Saved data entries

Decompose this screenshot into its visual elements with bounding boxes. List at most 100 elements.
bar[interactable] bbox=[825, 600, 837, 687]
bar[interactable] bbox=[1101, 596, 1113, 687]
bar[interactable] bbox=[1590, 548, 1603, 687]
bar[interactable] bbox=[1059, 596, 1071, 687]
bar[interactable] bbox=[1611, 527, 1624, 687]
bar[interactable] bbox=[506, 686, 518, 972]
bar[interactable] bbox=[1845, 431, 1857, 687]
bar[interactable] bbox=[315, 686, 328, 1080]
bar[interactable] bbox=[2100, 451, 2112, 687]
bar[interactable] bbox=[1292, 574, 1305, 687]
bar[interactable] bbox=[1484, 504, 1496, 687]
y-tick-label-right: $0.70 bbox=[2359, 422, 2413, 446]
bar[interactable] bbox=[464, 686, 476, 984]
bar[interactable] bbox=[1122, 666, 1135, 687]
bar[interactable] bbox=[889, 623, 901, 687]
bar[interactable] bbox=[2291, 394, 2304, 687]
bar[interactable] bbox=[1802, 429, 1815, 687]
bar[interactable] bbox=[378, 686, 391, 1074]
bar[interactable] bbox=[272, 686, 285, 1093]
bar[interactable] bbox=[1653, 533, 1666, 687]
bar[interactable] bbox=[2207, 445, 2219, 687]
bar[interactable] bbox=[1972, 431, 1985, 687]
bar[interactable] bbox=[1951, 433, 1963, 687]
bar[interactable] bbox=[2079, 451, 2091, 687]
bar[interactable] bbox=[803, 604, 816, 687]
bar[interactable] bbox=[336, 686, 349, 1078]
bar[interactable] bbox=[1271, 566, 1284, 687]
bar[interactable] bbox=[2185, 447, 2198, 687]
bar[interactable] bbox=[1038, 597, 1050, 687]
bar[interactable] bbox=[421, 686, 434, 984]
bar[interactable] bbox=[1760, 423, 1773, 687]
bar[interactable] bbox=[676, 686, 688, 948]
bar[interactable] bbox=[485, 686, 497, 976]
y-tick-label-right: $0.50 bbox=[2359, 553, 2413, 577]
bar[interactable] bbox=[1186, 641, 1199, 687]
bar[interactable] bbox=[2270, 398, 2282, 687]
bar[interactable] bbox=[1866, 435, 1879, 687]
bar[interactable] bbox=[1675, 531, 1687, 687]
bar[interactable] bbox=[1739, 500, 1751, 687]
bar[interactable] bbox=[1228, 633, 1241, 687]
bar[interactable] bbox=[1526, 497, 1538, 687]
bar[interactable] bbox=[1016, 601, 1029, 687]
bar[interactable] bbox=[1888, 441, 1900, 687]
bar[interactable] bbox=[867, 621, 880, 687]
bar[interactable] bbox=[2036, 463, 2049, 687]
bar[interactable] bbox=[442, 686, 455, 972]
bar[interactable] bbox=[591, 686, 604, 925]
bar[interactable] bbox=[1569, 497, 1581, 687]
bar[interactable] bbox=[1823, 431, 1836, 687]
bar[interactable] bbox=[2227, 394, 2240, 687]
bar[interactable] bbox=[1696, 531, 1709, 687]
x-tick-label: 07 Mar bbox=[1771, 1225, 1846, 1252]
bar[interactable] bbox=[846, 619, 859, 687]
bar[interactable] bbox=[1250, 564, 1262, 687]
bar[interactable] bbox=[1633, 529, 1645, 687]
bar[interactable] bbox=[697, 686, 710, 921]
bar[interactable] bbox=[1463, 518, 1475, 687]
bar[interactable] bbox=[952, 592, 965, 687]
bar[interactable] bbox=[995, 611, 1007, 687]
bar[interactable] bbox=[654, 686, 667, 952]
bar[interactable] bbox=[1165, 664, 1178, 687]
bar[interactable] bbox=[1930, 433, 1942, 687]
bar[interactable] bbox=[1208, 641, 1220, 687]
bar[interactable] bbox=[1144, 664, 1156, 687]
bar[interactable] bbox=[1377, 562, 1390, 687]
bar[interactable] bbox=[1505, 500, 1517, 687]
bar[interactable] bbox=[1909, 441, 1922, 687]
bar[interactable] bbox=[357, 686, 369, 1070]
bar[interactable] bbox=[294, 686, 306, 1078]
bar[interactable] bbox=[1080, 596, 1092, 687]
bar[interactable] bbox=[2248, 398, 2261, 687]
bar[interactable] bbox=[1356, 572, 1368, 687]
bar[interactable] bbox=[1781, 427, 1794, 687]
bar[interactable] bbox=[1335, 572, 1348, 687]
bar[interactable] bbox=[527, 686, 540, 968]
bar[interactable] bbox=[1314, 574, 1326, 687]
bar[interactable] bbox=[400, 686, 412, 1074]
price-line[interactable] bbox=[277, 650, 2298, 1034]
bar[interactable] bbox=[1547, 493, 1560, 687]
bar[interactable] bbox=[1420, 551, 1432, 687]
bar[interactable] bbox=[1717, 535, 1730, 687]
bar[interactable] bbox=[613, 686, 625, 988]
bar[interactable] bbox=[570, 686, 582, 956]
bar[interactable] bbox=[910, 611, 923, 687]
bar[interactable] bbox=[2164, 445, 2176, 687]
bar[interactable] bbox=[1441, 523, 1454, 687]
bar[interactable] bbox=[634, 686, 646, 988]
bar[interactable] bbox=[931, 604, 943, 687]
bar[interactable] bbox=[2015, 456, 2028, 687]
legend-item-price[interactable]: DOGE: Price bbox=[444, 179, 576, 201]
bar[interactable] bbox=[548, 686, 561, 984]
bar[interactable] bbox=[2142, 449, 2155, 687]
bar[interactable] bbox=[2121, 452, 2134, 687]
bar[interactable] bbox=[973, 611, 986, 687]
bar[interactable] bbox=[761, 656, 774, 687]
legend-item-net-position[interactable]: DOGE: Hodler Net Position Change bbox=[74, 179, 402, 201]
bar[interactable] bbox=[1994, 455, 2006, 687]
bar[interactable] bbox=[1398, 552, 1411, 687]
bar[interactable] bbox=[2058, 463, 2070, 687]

### SET EXERCISE:
Echo every line of the records above word for word.

### WRITTEN SOLUTION:
Decompose this screenshot into its visual elements with bounding boxes. List at most 100 elements.
bar[interactable] bbox=[825, 600, 837, 687]
bar[interactable] bbox=[1101, 596, 1113, 687]
bar[interactable] bbox=[1590, 548, 1603, 687]
bar[interactable] bbox=[1059, 596, 1071, 687]
bar[interactable] bbox=[1611, 527, 1624, 687]
bar[interactable] bbox=[506, 686, 518, 972]
bar[interactable] bbox=[1845, 431, 1857, 687]
bar[interactable] bbox=[315, 686, 328, 1080]
bar[interactable] bbox=[2100, 451, 2112, 687]
bar[interactable] bbox=[1292, 574, 1305, 687]
bar[interactable] bbox=[1484, 504, 1496, 687]
y-tick-label-right: $0.70 bbox=[2359, 422, 2413, 446]
bar[interactable] bbox=[464, 686, 476, 984]
bar[interactable] bbox=[1122, 666, 1135, 687]
bar[interactable] bbox=[889, 623, 901, 687]
bar[interactable] bbox=[2291, 394, 2304, 687]
bar[interactable] bbox=[1802, 429, 1815, 687]
bar[interactable] bbox=[378, 686, 391, 1074]
bar[interactable] bbox=[272, 686, 285, 1093]
bar[interactable] bbox=[1653, 533, 1666, 687]
bar[interactable] bbox=[2207, 445, 2219, 687]
bar[interactable] bbox=[1972, 431, 1985, 687]
bar[interactable] bbox=[1951, 433, 1963, 687]
bar[interactable] bbox=[2079, 451, 2091, 687]
bar[interactable] bbox=[803, 604, 816, 687]
bar[interactable] bbox=[336, 686, 349, 1078]
bar[interactable] bbox=[1271, 566, 1284, 687]
bar[interactable] bbox=[2185, 447, 2198, 687]
bar[interactable] bbox=[1038, 597, 1050, 687]
bar[interactable] bbox=[421, 686, 434, 984]
bar[interactable] bbox=[1760, 423, 1773, 687]
bar[interactable] bbox=[676, 686, 688, 948]
bar[interactable] bbox=[485, 686, 497, 976]
y-tick-label-right: $0.50 bbox=[2359, 553, 2413, 577]
bar[interactable] bbox=[1186, 641, 1199, 687]
bar[interactable] bbox=[2270, 398, 2282, 687]
bar[interactable] bbox=[1866, 435, 1879, 687]
bar[interactable] bbox=[1675, 531, 1687, 687]
bar[interactable] bbox=[1739, 500, 1751, 687]
bar[interactable] bbox=[1228, 633, 1241, 687]
bar[interactable] bbox=[1526, 497, 1538, 687]
bar[interactable] bbox=[1016, 601, 1029, 687]
bar[interactable] bbox=[1888, 441, 1900, 687]
bar[interactable] bbox=[867, 621, 880, 687]
bar[interactable] bbox=[2036, 463, 2049, 687]
bar[interactable] bbox=[442, 686, 455, 972]
bar[interactable] bbox=[591, 686, 604, 925]
bar[interactable] bbox=[1569, 497, 1581, 687]
bar[interactable] bbox=[1823, 431, 1836, 687]
bar[interactable] bbox=[2227, 394, 2240, 687]
bar[interactable] bbox=[1696, 531, 1709, 687]
x-tick-label: 07 Mar bbox=[1771, 1225, 1846, 1252]
bar[interactable] bbox=[846, 619, 859, 687]
bar[interactable] bbox=[1250, 564, 1262, 687]
bar[interactable] bbox=[1633, 529, 1645, 687]
bar[interactable] bbox=[697, 686, 710, 921]
bar[interactable] bbox=[1463, 518, 1475, 687]
bar[interactable] bbox=[952, 592, 965, 687]
bar[interactable] bbox=[995, 611, 1007, 687]
bar[interactable] bbox=[654, 686, 667, 952]
bar[interactable] bbox=[1165, 664, 1178, 687]
bar[interactable] bbox=[1930, 433, 1942, 687]
bar[interactable] bbox=[1208, 641, 1220, 687]
bar[interactable] bbox=[1144, 664, 1156, 687]
bar[interactable] bbox=[1377, 562, 1390, 687]
bar[interactable] bbox=[1505, 500, 1517, 687]
bar[interactable] bbox=[1909, 441, 1922, 687]
bar[interactable] bbox=[357, 686, 369, 1070]
bar[interactable] bbox=[294, 686, 306, 1078]
bar[interactable] bbox=[1080, 596, 1092, 687]
bar[interactable] bbox=[2248, 398, 2261, 687]
bar[interactable] bbox=[1356, 572, 1368, 687]
bar[interactable] bbox=[1781, 427, 1794, 687]
bar[interactable] bbox=[1335, 572, 1348, 687]
bar[interactable] bbox=[527, 686, 540, 968]
bar[interactable] bbox=[1314, 574, 1326, 687]
bar[interactable] bbox=[400, 686, 412, 1074]
price-line[interactable] bbox=[277, 650, 2298, 1034]
bar[interactable] bbox=[1547, 493, 1560, 687]
bar[interactable] bbox=[1420, 551, 1432, 687]
bar[interactable] bbox=[1717, 535, 1730, 687]
bar[interactable] bbox=[613, 686, 625, 988]
bar[interactable] bbox=[570, 686, 582, 956]
bar[interactable] bbox=[910, 611, 923, 687]
bar[interactable] bbox=[2164, 445, 2176, 687]
bar[interactable] bbox=[1441, 523, 1454, 687]
bar[interactable] bbox=[634, 686, 646, 988]
bar[interactable] bbox=[931, 604, 943, 687]
bar[interactable] bbox=[2015, 456, 2028, 687]
legend-item-price[interactable]: DOGE: Price bbox=[444, 179, 576, 201]
bar[interactable] bbox=[548, 686, 561, 984]
bar[interactable] bbox=[2142, 449, 2155, 687]
bar[interactable] bbox=[2121, 452, 2134, 687]
bar[interactable] bbox=[973, 611, 986, 687]
bar[interactable] bbox=[761, 656, 774, 687]
legend-item-net-position[interactable]: DOGE: Hodler Net Position Change bbox=[74, 179, 402, 201]
bar[interactable] bbox=[1994, 455, 2006, 687]
bar[interactable] bbox=[1398, 552, 1411, 687]
bar[interactable] bbox=[2058, 463, 2070, 687]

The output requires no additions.